Find each line with the word "over" and copy it.
•••
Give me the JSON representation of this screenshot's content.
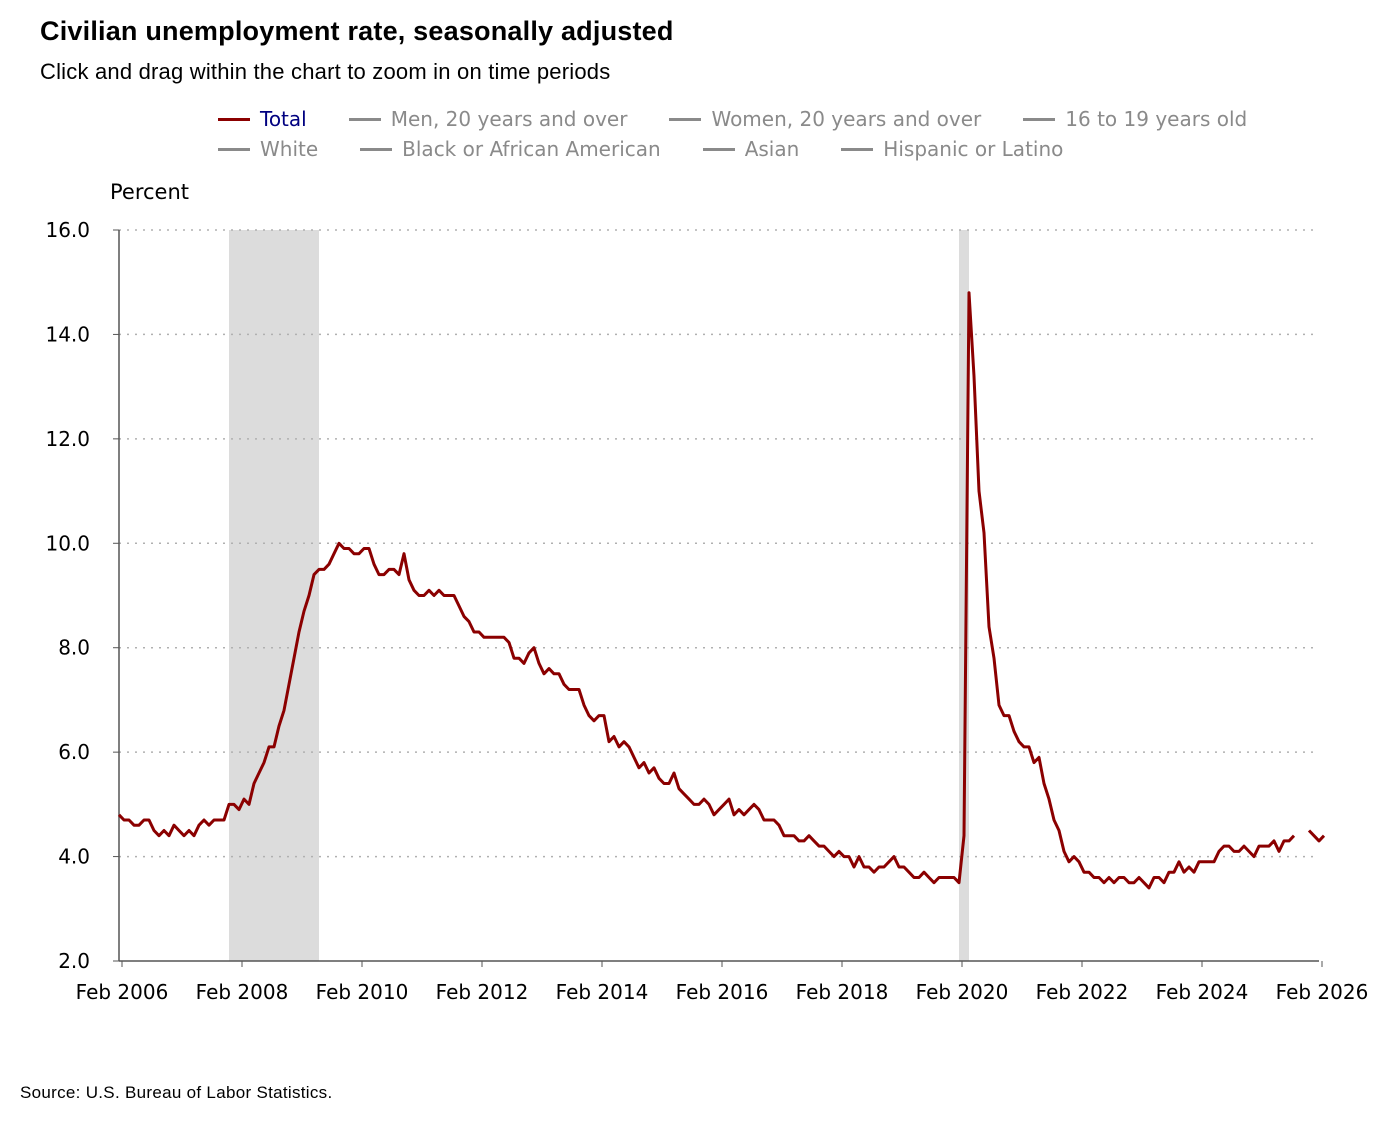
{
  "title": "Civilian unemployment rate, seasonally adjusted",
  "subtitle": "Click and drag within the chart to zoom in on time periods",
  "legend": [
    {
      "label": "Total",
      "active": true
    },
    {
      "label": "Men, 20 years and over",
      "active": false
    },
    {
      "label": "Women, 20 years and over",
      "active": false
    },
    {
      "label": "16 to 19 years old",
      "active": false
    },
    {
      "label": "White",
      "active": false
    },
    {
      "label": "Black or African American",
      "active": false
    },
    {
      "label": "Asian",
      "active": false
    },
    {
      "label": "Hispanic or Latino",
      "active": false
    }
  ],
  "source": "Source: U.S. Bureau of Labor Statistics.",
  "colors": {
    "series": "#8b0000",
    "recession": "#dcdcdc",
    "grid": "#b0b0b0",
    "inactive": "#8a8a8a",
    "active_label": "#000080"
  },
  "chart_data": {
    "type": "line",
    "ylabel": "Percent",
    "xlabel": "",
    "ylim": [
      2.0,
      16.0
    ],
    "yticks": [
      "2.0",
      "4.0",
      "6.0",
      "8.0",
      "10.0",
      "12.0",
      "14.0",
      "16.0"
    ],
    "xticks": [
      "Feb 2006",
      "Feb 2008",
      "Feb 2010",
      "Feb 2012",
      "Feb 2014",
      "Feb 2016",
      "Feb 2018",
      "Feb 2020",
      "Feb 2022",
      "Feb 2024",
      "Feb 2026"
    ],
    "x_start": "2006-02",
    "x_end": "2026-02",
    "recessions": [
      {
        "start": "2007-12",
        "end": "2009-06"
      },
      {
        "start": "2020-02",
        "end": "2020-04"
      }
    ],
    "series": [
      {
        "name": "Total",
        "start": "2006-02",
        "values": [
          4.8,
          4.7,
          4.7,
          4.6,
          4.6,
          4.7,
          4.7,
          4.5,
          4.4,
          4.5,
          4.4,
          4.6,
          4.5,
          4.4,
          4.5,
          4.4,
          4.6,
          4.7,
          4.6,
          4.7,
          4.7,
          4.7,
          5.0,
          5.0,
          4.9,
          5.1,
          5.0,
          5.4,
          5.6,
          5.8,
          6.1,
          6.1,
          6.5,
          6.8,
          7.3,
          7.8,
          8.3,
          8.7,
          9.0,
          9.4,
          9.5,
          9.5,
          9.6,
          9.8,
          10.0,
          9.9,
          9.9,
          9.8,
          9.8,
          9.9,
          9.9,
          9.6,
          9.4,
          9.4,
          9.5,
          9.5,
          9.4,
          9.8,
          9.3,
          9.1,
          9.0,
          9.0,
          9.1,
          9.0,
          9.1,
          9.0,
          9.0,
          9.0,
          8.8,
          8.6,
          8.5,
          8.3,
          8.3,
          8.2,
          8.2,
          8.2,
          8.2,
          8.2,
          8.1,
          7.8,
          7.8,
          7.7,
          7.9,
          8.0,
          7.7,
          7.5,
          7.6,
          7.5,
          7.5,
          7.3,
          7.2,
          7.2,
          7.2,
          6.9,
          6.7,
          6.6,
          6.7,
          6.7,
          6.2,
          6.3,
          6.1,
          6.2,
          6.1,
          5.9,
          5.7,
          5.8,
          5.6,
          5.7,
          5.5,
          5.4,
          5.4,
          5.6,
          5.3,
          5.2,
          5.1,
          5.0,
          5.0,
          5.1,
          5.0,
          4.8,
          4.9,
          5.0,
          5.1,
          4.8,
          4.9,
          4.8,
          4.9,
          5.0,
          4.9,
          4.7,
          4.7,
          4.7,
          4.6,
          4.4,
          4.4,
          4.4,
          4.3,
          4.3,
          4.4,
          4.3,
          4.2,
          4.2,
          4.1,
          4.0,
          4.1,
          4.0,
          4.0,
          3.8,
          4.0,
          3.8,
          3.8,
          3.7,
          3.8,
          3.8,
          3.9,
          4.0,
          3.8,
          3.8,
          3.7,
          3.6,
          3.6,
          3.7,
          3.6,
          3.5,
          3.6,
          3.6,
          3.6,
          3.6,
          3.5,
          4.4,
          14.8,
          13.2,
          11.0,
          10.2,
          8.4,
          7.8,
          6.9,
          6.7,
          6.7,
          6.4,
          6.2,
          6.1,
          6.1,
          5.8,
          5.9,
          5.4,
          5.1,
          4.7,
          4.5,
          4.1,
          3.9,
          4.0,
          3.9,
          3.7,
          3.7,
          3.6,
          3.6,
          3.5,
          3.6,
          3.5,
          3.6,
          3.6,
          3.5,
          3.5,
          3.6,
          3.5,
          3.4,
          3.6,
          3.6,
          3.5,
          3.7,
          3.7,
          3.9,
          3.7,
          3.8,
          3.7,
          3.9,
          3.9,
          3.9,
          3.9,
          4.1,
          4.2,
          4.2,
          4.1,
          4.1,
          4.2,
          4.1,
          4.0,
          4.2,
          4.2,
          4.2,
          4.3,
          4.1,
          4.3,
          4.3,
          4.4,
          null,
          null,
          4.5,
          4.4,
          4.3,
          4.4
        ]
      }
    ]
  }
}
•••
**Exercise answer**:
      "label": "Men, 20 years and over",
      "label": "Women, 20 years and over",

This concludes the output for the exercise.